**WHAT IS ASKED**
Extract every line from the records below that contains the word "Quản".

**DATA TO USE**
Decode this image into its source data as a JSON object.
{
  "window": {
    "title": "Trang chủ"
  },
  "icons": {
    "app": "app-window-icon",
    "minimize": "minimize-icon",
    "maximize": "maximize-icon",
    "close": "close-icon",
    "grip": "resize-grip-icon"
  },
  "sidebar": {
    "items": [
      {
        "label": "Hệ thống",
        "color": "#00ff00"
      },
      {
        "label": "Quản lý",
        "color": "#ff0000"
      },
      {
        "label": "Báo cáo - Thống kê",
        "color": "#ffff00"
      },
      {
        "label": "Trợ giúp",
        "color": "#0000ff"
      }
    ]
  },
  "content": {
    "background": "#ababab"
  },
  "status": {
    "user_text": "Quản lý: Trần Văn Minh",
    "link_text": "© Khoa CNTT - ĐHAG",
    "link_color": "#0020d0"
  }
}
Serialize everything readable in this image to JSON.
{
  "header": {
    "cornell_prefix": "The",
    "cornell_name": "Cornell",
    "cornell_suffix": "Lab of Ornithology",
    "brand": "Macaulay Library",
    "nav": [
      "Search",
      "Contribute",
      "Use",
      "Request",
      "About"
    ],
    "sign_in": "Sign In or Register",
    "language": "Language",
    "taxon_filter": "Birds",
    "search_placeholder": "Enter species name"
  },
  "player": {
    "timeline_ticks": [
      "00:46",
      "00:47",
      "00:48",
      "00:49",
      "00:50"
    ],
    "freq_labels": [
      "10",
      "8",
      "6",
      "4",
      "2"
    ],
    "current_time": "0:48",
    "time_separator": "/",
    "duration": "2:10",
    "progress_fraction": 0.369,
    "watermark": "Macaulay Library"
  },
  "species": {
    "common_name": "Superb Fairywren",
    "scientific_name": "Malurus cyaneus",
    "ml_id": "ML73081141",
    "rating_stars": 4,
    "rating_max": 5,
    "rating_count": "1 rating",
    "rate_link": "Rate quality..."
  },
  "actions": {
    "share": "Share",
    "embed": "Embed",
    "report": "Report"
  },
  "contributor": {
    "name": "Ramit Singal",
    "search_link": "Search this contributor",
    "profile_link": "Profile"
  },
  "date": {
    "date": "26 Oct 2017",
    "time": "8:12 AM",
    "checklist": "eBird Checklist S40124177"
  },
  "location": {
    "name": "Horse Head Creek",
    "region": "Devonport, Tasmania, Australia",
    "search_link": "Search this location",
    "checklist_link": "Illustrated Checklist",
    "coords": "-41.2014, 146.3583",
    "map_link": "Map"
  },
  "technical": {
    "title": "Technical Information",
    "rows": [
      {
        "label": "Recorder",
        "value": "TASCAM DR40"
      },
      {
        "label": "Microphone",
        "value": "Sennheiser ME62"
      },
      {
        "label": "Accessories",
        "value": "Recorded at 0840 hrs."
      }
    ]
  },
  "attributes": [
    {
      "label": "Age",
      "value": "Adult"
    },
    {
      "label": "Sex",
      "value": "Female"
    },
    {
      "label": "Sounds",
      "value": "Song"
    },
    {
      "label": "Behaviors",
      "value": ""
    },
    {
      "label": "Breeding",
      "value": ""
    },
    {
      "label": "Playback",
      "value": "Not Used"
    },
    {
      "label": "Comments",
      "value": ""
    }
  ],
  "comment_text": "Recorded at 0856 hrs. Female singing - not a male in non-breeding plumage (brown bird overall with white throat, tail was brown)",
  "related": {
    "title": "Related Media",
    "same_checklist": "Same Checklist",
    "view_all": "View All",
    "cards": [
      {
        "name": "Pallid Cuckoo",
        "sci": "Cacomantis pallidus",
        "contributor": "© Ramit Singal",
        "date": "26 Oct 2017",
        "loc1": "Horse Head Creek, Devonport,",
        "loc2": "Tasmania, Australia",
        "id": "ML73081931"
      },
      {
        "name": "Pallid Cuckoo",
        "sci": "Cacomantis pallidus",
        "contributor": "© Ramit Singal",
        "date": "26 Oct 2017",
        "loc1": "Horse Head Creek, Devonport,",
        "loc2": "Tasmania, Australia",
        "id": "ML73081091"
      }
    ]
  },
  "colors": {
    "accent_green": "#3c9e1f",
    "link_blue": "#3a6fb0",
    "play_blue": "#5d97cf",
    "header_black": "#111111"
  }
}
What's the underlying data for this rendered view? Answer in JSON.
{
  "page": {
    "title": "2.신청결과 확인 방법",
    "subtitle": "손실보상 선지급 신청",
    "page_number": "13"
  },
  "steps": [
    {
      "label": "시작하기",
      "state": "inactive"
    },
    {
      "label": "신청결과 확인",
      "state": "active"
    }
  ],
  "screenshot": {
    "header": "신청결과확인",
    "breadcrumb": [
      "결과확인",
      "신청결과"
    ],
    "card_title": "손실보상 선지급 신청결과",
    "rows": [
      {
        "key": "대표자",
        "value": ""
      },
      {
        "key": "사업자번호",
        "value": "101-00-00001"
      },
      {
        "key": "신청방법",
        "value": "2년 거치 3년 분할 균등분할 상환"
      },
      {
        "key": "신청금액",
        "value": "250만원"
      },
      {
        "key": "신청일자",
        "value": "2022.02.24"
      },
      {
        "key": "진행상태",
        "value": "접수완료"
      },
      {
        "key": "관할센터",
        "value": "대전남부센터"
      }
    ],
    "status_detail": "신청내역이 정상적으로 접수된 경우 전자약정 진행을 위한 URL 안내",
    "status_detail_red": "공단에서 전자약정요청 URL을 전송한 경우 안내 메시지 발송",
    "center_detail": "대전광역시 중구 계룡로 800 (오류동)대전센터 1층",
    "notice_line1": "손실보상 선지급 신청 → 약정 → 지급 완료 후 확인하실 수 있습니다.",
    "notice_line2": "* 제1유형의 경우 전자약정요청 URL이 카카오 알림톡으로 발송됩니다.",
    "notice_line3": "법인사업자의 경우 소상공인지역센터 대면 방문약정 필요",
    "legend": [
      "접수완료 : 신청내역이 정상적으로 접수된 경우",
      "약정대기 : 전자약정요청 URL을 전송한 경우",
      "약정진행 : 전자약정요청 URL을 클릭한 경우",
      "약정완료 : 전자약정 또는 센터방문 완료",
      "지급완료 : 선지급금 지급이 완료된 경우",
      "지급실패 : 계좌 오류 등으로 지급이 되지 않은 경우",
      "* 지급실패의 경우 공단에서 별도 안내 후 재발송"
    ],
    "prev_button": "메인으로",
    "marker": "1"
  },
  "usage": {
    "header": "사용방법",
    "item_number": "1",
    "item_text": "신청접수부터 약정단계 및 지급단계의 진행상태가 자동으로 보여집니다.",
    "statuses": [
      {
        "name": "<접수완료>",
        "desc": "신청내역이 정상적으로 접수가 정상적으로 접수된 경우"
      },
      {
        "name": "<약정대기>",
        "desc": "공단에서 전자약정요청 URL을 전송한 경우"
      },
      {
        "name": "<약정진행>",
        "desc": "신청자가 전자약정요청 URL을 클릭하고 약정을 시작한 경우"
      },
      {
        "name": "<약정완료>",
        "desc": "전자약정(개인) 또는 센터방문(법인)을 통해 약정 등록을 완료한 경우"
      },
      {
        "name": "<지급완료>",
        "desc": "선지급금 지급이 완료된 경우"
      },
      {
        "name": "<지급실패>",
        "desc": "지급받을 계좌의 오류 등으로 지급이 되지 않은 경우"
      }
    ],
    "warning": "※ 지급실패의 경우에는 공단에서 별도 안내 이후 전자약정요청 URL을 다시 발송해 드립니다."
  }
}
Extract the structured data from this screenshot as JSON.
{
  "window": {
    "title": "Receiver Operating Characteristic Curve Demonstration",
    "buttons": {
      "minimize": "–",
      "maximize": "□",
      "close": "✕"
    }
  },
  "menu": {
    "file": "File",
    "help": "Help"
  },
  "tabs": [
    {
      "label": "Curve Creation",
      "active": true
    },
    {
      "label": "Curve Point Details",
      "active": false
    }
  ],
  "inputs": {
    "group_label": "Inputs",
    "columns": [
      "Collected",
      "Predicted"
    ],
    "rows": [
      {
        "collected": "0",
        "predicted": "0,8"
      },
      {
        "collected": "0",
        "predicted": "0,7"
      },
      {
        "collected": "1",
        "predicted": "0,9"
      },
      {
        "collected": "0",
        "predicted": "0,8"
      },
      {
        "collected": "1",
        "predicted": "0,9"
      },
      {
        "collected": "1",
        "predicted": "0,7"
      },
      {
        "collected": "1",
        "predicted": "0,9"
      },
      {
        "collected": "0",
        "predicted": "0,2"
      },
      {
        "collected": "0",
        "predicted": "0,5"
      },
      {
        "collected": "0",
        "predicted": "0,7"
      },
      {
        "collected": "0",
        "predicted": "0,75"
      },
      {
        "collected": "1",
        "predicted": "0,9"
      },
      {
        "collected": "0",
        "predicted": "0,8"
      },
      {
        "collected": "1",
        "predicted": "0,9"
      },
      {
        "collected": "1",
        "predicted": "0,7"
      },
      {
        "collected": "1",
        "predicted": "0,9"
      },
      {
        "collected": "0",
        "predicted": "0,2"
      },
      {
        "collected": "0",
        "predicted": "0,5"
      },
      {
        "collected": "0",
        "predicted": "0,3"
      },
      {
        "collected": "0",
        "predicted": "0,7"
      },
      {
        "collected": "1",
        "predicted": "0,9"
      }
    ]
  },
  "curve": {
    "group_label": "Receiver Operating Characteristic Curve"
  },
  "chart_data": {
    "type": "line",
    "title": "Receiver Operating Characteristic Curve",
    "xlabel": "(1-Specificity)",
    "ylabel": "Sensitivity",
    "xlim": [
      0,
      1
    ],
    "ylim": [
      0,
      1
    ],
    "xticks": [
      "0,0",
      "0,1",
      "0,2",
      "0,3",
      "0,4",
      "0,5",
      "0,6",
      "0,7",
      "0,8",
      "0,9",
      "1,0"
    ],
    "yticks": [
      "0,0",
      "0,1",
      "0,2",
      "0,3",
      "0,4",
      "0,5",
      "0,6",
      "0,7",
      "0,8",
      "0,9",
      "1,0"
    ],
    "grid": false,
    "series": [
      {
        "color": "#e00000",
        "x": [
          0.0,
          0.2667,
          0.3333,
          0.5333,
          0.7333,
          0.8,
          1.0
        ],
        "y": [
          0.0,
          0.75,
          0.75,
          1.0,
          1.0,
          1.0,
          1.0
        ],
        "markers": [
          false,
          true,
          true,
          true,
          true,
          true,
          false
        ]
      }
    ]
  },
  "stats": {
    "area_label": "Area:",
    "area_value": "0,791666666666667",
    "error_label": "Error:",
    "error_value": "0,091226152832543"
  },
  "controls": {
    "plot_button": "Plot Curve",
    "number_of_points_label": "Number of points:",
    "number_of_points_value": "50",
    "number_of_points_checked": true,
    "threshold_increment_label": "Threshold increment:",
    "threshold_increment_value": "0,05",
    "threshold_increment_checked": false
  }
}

**FULL ANSWER**
        "label": "Quản lý",
    "user_text": "Quản lý: Trần Văn Minh",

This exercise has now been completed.